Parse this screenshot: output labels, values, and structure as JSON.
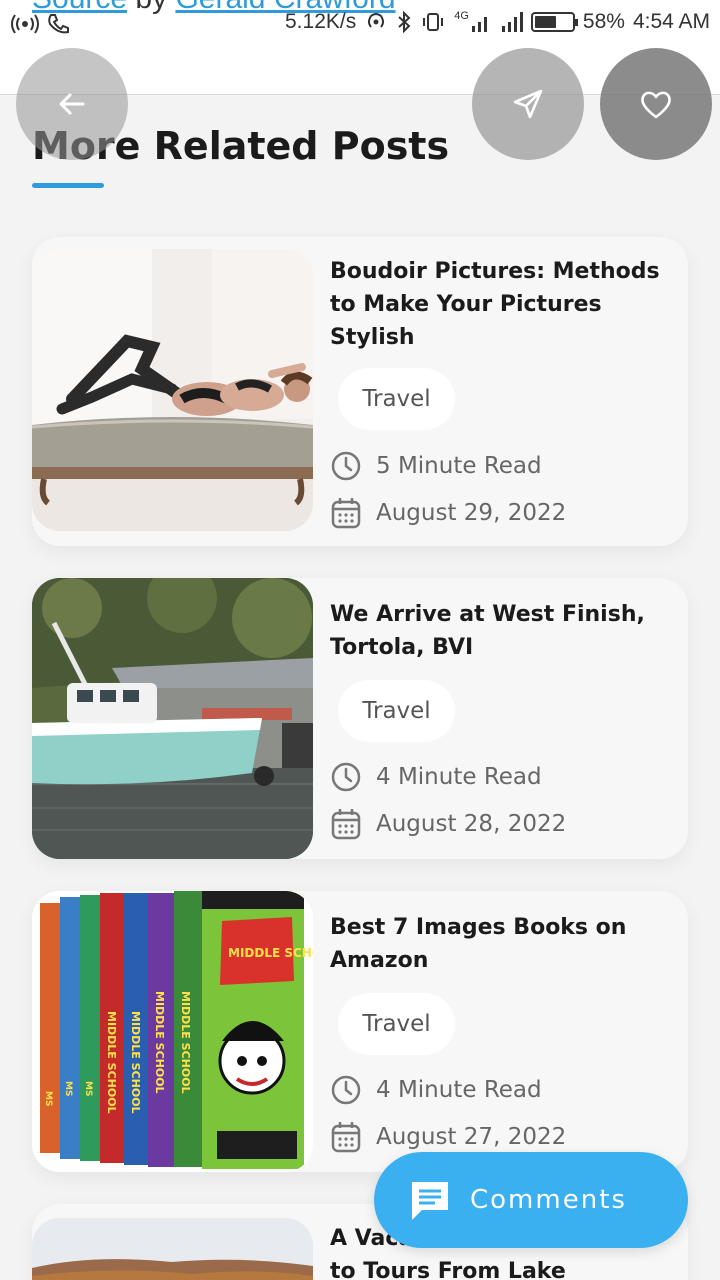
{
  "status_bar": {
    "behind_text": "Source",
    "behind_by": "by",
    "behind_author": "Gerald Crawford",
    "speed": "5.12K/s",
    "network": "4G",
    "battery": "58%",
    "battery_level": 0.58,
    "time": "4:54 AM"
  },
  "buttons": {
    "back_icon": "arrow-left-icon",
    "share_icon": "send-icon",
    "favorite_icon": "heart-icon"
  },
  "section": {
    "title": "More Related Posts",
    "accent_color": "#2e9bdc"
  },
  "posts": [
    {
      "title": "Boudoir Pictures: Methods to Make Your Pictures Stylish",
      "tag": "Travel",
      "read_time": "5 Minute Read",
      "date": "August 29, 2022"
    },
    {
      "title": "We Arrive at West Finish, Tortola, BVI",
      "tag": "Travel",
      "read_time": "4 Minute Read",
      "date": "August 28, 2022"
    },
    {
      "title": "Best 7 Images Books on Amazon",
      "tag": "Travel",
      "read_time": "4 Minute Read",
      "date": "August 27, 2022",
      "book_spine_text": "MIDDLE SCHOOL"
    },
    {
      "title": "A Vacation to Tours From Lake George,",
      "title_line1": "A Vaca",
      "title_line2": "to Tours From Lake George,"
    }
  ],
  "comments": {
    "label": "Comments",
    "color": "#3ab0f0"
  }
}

══════

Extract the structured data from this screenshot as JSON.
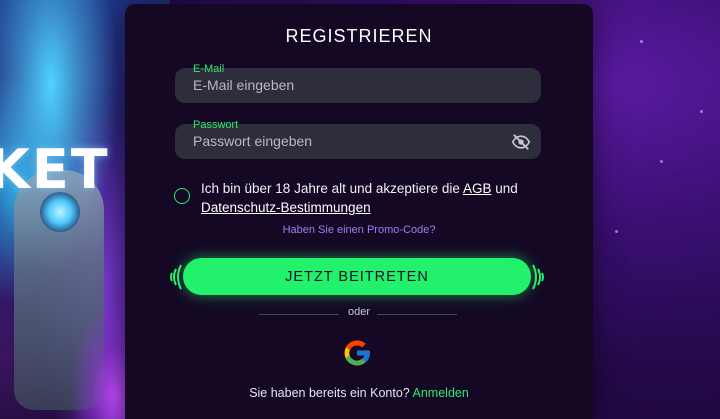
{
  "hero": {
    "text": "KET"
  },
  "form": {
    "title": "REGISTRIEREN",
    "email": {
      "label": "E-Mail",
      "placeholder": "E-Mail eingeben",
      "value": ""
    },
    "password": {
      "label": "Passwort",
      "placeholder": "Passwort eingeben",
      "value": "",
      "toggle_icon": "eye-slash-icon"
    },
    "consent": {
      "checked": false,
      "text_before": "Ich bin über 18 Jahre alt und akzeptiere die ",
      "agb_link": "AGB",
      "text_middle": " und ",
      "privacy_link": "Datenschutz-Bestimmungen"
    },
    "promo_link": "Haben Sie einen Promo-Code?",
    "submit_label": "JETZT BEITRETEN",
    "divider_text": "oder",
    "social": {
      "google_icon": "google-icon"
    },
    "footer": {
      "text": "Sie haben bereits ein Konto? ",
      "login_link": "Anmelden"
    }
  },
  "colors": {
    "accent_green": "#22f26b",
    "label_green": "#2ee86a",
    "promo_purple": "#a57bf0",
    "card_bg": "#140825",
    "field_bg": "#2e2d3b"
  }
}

══════

- THE REQUEST
In the entries above, count each line that holds "icon". Give the total and nothing else.

- WRITTEN ANSWER
5